#### Description of the task:
Select the lines of the records containing the word "JSON" and list them.

◆ ◆ ◆ ◆ ◆

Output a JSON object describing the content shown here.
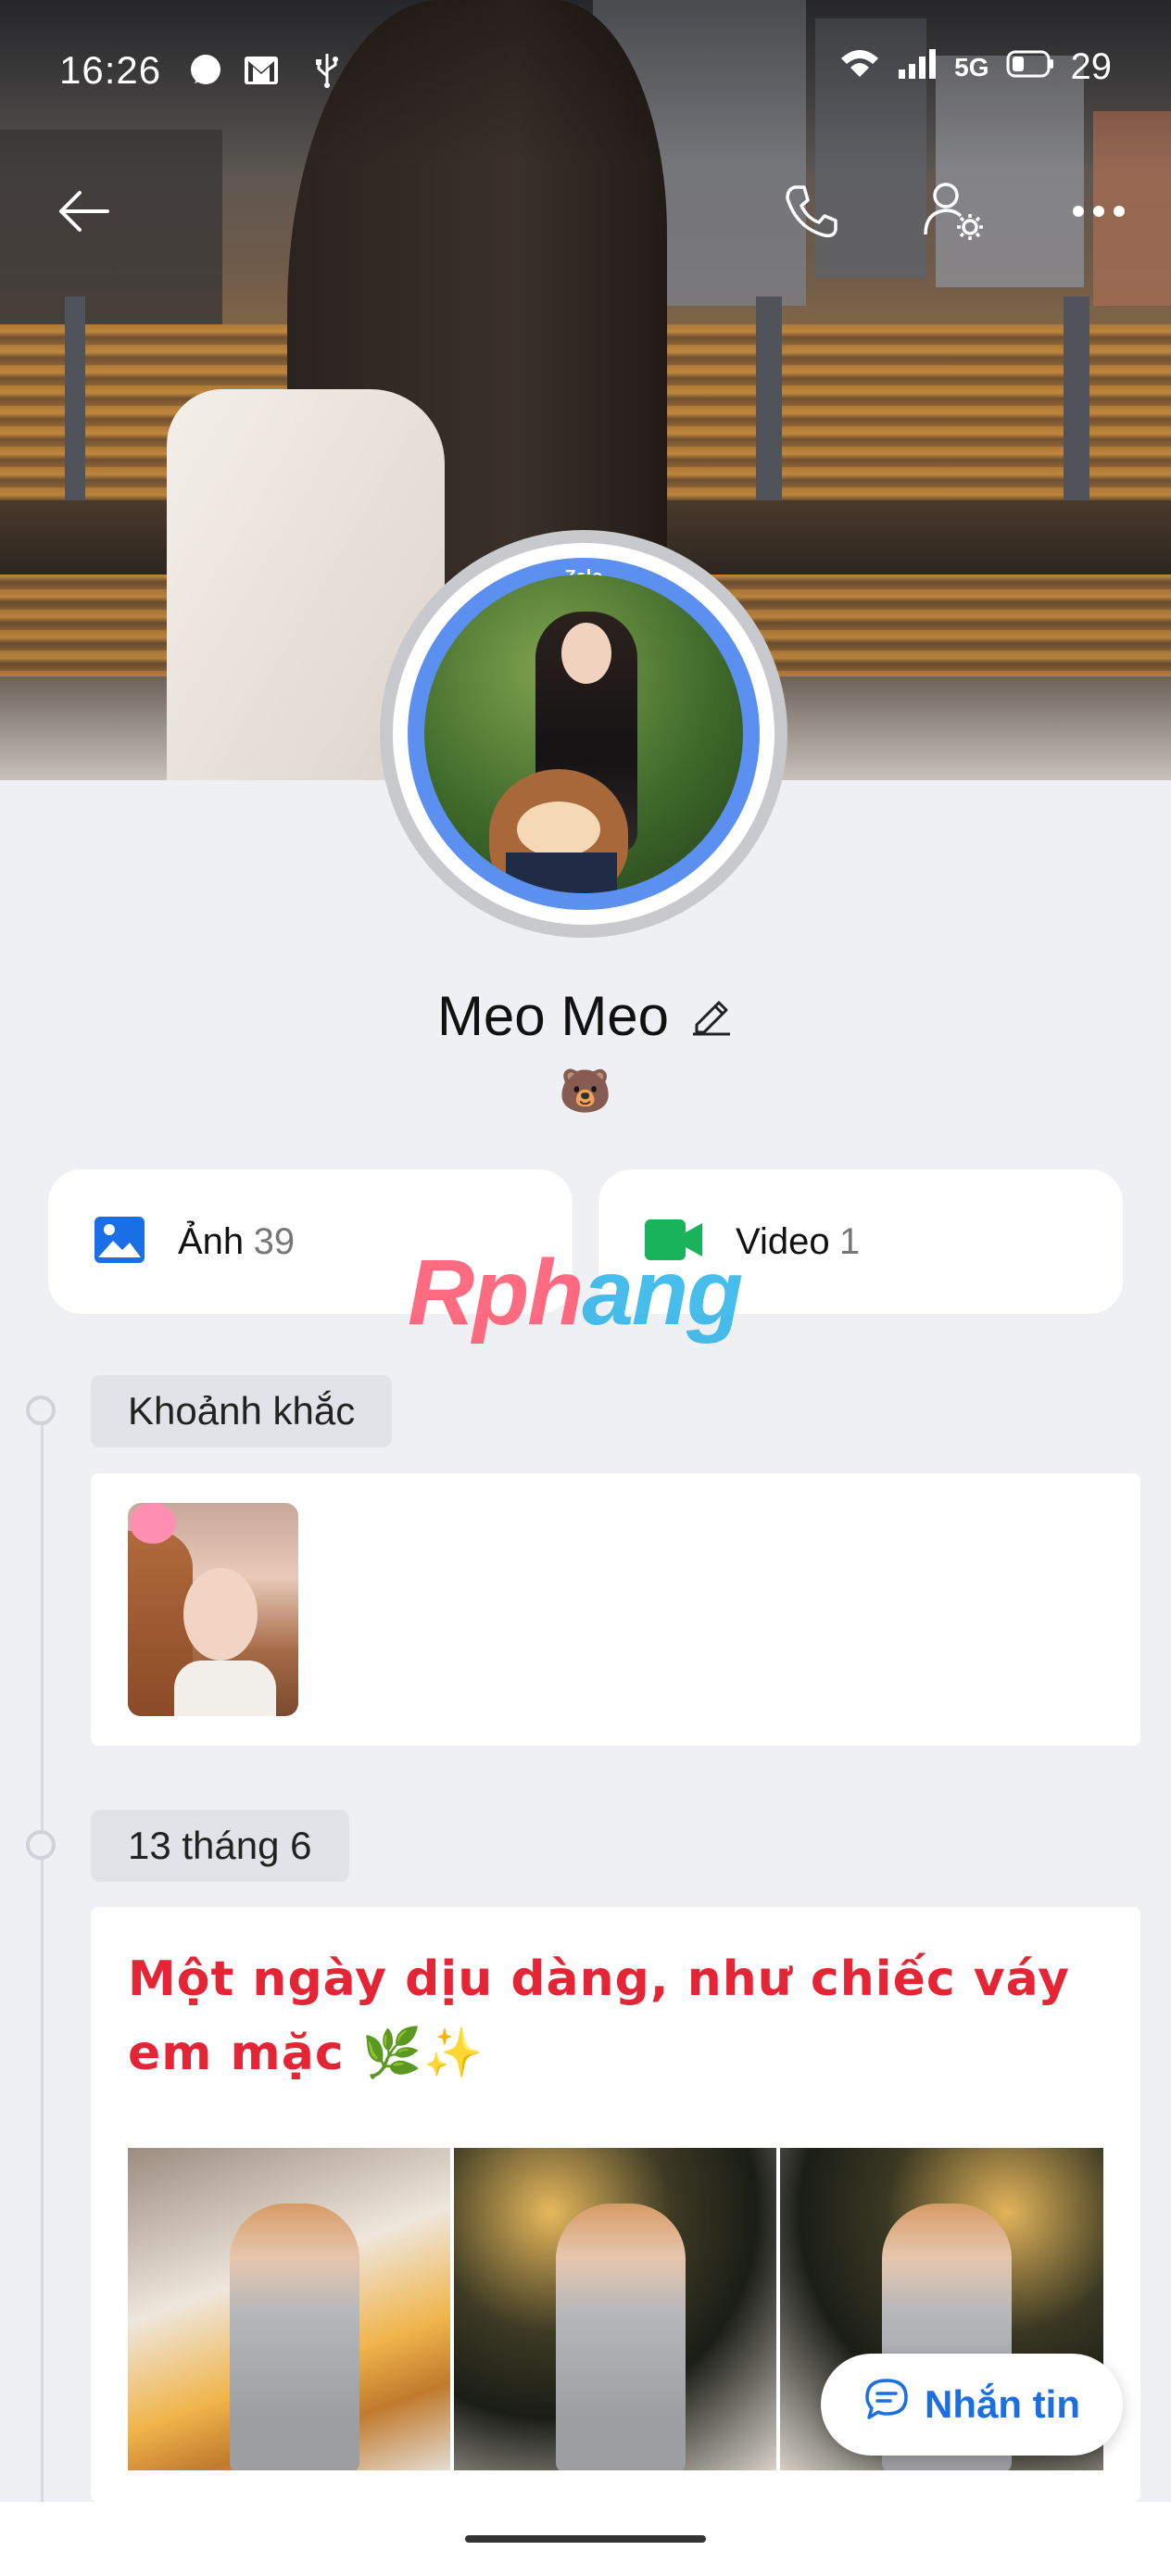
{
  "status_bar": {
    "time": "16:26",
    "network": "5G",
    "battery": "29"
  },
  "profile": {
    "name": "Meo Meo",
    "bio": "🐻",
    "avatar_badge": "Zalo"
  },
  "media": {
    "photos_label": "Ảnh",
    "photos_count": "39",
    "videos_label": "Video",
    "videos_count": "1"
  },
  "watermark": {
    "part1": "Rph",
    "part2": "ang"
  },
  "timeline": {
    "moments_label": "Khoảnh khắc",
    "date_label": "13 tháng 6",
    "post_text": "Một ngày dịu dàng, như chiếc váy em mặc 🌿✨"
  },
  "actions": {
    "message_label": "Nhắn tin"
  },
  "colors": {
    "accent_blue": "#1b6fe0",
    "post_red": "#e52535",
    "video_green": "#19b35c"
  },
  "icons": [
    "back-arrow-icon",
    "phone-icon",
    "user-settings-icon",
    "more-icon",
    "image-icon",
    "video-camera-icon",
    "edit-pencil-icon",
    "chat-bubble-icon"
  ]
}
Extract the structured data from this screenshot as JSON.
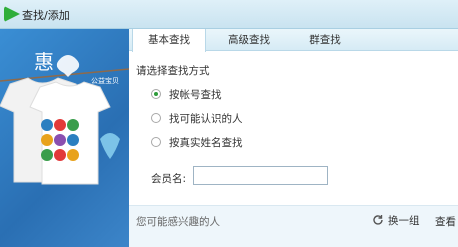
{
  "window": {
    "title": "查找/添加"
  },
  "sidebar": {
    "charity_badge": "公益宝贝"
  },
  "tabs": [
    {
      "label": "基本查找",
      "active": true
    },
    {
      "label": "高级查找",
      "active": false
    },
    {
      "label": "群查找",
      "active": false
    }
  ],
  "search": {
    "section_title": "请选择查找方式",
    "options": [
      {
        "label": "按帐号查找",
        "checked": true
      },
      {
        "label": "找可能认识的人",
        "checked": false
      },
      {
        "label": "按真实姓名查找",
        "checked": false
      }
    ],
    "member_label": "会员名:",
    "member_value": ""
  },
  "bottom": {
    "interest_label": "您可能感兴趣的人",
    "refresh_label": "换一组",
    "view_label": "查看"
  },
  "colors": {
    "radio_checked": "#2e9c3a",
    "sidebar_bg": "#2f7fc4",
    "titlebar": "#c9e3f0"
  }
}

◆ ◆ ◆ ◆ ◆

#### Response to the task:
Output a JSON object describing the content shown here.
Extract the structured data from this screenshot as JSON.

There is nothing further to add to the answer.